*Directions for this task*:
Restate the full listing word for word and leave the pictures out.

Records from a data collection:

╭──

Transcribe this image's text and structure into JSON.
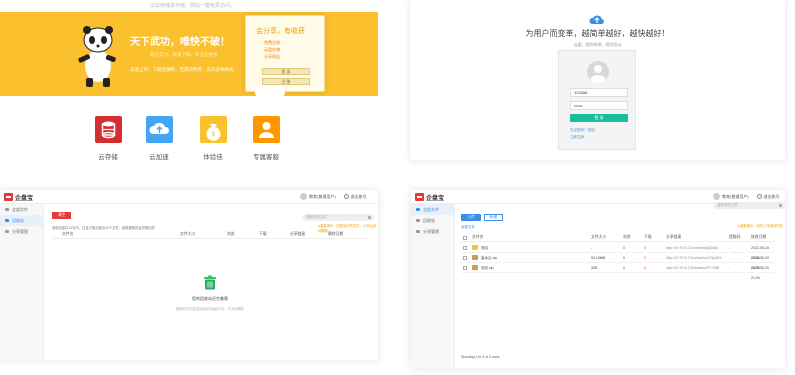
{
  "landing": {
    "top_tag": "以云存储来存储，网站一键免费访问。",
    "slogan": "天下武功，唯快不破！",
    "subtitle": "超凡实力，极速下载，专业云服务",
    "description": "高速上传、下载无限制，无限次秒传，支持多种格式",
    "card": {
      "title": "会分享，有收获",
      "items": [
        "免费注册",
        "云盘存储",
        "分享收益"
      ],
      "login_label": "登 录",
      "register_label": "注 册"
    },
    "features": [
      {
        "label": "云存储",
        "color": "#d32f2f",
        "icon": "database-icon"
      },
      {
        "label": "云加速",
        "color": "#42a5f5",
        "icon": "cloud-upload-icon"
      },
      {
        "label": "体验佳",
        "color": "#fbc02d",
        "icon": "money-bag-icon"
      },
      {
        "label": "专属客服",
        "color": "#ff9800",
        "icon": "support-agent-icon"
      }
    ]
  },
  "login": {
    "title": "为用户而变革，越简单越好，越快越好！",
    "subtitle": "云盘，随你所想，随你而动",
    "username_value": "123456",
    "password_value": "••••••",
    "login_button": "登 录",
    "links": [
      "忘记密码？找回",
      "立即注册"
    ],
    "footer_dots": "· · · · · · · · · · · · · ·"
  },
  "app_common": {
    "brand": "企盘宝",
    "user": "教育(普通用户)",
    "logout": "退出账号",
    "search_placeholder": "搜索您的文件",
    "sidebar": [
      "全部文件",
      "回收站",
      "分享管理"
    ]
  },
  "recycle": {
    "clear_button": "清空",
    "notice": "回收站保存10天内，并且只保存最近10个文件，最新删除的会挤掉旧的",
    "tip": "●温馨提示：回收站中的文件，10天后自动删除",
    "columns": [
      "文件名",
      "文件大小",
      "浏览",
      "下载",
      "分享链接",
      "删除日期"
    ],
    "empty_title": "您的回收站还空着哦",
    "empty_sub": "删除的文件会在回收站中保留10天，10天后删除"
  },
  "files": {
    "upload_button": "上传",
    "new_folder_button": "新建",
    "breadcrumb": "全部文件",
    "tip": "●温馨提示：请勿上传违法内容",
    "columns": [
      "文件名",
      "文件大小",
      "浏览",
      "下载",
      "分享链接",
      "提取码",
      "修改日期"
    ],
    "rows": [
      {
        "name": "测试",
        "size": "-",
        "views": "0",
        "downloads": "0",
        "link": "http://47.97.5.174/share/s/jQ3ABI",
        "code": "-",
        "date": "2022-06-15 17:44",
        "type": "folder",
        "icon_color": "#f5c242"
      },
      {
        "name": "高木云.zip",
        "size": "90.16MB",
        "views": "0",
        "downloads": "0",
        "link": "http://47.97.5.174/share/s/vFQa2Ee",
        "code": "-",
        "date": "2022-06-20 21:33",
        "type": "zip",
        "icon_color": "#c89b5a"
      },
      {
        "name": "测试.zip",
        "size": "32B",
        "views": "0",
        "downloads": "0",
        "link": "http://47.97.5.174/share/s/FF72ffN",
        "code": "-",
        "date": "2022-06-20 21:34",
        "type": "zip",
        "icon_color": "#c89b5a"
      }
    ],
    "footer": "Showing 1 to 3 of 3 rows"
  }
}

╰──

*Result of the exercise*:
Transcribe this image's text and structure into JSON.
{
  "landing": {
    "top_tag": "以云存储来存储，网站一键免费访问。",
    "slogan": "天下武功，唯快不破！",
    "subtitle": "超凡实力，极速下载，专业云服务",
    "description": "高速上传、下载无限制，无限次秒传，支持多种格式",
    "card": {
      "title": "会分享，有收获",
      "items": [
        "免费注册",
        "云盘存储",
        "分享收益"
      ],
      "login_label": "登 录",
      "register_label": "注 册"
    },
    "features": [
      {
        "label": "云存储",
        "color": "#d32f2f",
        "icon": "database-icon"
      },
      {
        "label": "云加速",
        "color": "#42a5f5",
        "icon": "cloud-upload-icon"
      },
      {
        "label": "体验佳",
        "color": "#fbc02d",
        "icon": "money-bag-icon"
      },
      {
        "label": "专属客服",
        "color": "#ff9800",
        "icon": "support-agent-icon"
      }
    ]
  },
  "login": {
    "title": "为用户而变革，越简单越好，越快越好！",
    "subtitle": "云盘，随你所想，随你而动",
    "username_value": "123456",
    "password_value": "••••••",
    "login_button": "登 录",
    "links": [
      "忘记密码？找回",
      "立即注册"
    ],
    "footer_dots": "· · · · · · · · · · · · · ·"
  },
  "app_common": {
    "brand": "企盘宝",
    "user": "教育(普通用户)",
    "logout": "退出账号",
    "search_placeholder": "搜索您的文件",
    "sidebar": [
      "全部文件",
      "回收站",
      "分享管理"
    ]
  },
  "recycle": {
    "clear_button": "清空",
    "notice": "回收站保存10天内，并且只保存最近10个文件，最新删除的会挤掉旧的",
    "tip": "●温馨提示：回收站中的文件，10天后自动删除",
    "columns": [
      "文件名",
      "文件大小",
      "浏览",
      "下载",
      "分享链接",
      "删除日期"
    ],
    "empty_title": "您的回收站还空着哦",
    "empty_sub": "删除的文件会在回收站中保留10天，10天后删除"
  },
  "files": {
    "upload_button": "上传",
    "new_folder_button": "新建",
    "breadcrumb": "全部文件",
    "tip": "●温馨提示：请勿上传违法内容",
    "columns": [
      "文件名",
      "文件大小",
      "浏览",
      "下载",
      "分享链接",
      "提取码",
      "修改日期"
    ],
    "rows": [
      {
        "name": "测试",
        "size": "-",
        "views": "0",
        "downloads": "0",
        "link": "http://47.97.5.174/share/s/jQ3ABI",
        "code": "-",
        "date": "2022-06-15 17:44",
        "type": "folder",
        "icon_color": "#f5c242"
      },
      {
        "name": "高木云.zip",
        "size": "90.16MB",
        "views": "0",
        "downloads": "0",
        "link": "http://47.97.5.174/share/s/vFQa2Ee",
        "code": "-",
        "date": "2022-06-20 21:33",
        "type": "zip",
        "icon_color": "#c89b5a"
      },
      {
        "name": "测试.zip",
        "size": "32B",
        "views": "0",
        "downloads": "0",
        "link": "http://47.97.5.174/share/s/FF72ffN",
        "code": "-",
        "date": "2022-06-20 21:34",
        "type": "zip",
        "icon_color": "#c89b5a"
      }
    ],
    "footer": "Showing 1 to 3 of 3 rows"
  }
}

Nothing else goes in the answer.